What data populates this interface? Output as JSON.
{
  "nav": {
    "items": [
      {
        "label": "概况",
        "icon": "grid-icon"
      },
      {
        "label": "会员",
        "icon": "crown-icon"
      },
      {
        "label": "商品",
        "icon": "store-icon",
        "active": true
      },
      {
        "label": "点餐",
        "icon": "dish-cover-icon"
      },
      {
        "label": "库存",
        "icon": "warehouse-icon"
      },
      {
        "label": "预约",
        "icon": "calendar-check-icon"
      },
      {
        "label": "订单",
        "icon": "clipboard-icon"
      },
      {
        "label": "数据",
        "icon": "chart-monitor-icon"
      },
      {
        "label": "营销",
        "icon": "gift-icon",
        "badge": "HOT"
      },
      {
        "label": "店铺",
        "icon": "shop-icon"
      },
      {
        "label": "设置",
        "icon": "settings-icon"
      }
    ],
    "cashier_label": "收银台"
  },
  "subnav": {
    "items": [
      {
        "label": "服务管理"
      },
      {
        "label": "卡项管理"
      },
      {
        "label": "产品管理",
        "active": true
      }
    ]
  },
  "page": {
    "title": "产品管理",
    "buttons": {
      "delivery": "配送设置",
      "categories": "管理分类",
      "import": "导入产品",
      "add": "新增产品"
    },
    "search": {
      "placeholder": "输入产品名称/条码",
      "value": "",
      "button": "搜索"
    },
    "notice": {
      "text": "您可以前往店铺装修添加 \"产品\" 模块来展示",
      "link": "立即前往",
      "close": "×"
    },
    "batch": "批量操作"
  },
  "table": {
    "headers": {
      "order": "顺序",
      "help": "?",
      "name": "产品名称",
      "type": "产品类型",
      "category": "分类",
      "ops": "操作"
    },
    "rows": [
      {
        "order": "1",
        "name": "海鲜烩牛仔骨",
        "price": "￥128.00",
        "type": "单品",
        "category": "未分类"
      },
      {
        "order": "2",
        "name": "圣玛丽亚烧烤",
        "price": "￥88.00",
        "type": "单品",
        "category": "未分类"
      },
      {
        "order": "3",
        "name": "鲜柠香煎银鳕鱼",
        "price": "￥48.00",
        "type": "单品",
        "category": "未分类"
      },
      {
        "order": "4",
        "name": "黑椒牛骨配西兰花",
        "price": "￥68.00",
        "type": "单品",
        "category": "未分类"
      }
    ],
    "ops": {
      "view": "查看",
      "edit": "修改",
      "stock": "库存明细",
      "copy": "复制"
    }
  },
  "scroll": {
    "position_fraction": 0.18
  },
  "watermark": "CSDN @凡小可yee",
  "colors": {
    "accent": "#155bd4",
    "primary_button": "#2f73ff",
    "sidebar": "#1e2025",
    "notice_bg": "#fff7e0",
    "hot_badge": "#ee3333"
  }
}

> [Brief]:
Print the records above in full, exactly.

> [Answer to the task]:
What data populates this interface? Output as JSON.
{
  "nav": {
    "items": [
      {
        "label": "概况",
        "icon": "grid-icon"
      },
      {
        "label": "会员",
        "icon": "crown-icon"
      },
      {
        "label": "商品",
        "icon": "store-icon",
        "active": true
      },
      {
        "label": "点餐",
        "icon": "dish-cover-icon"
      },
      {
        "label": "库存",
        "icon": "warehouse-icon"
      },
      {
        "label": "预约",
        "icon": "calendar-check-icon"
      },
      {
        "label": "订单",
        "icon": "clipboard-icon"
      },
      {
        "label": "数据",
        "icon": "chart-monitor-icon"
      },
      {
        "label": "营销",
        "icon": "gift-icon",
        "badge": "HOT"
      },
      {
        "label": "店铺",
        "icon": "shop-icon"
      },
      {
        "label": "设置",
        "icon": "settings-icon"
      }
    ],
    "cashier_label": "收银台"
  },
  "subnav": {
    "items": [
      {
        "label": "服务管理"
      },
      {
        "label": "卡项管理"
      },
      {
        "label": "产品管理",
        "active": true
      }
    ]
  },
  "page": {
    "title": "产品管理",
    "buttons": {
      "delivery": "配送设置",
      "categories": "管理分类",
      "import": "导入产品",
      "add": "新增产品"
    },
    "search": {
      "placeholder": "输入产品名称/条码",
      "value": "",
      "button": "搜索"
    },
    "notice": {
      "text": "您可以前往店铺装修添加 \"产品\" 模块来展示",
      "link": "立即前往",
      "close": "×"
    },
    "batch": "批量操作"
  },
  "table": {
    "headers": {
      "order": "顺序",
      "help": "?",
      "name": "产品名称",
      "type": "产品类型",
      "category": "分类",
      "ops": "操作"
    },
    "rows": [
      {
        "order": "1",
        "name": "海鲜烩牛仔骨",
        "price": "￥128.00",
        "type": "单品",
        "category": "未分类"
      },
      {
        "order": "2",
        "name": "圣玛丽亚烧烤",
        "price": "￥88.00",
        "type": "单品",
        "category": "未分类"
      },
      {
        "order": "3",
        "name": "鲜柠香煎银鳕鱼",
        "price": "￥48.00",
        "type": "单品",
        "category": "未分类"
      },
      {
        "order": "4",
        "name": "黑椒牛骨配西兰花",
        "price": "￥68.00",
        "type": "单品",
        "category": "未分类"
      }
    ],
    "ops": {
      "view": "查看",
      "edit": "修改",
      "stock": "库存明细",
      "copy": "复制"
    }
  },
  "scroll": {
    "position_fraction": 0.18
  },
  "watermark": "CSDN @凡小可yee",
  "colors": {
    "accent": "#155bd4",
    "primary_button": "#2f73ff",
    "sidebar": "#1e2025",
    "notice_bg": "#fff7e0",
    "hot_badge": "#ee3333"
  }
}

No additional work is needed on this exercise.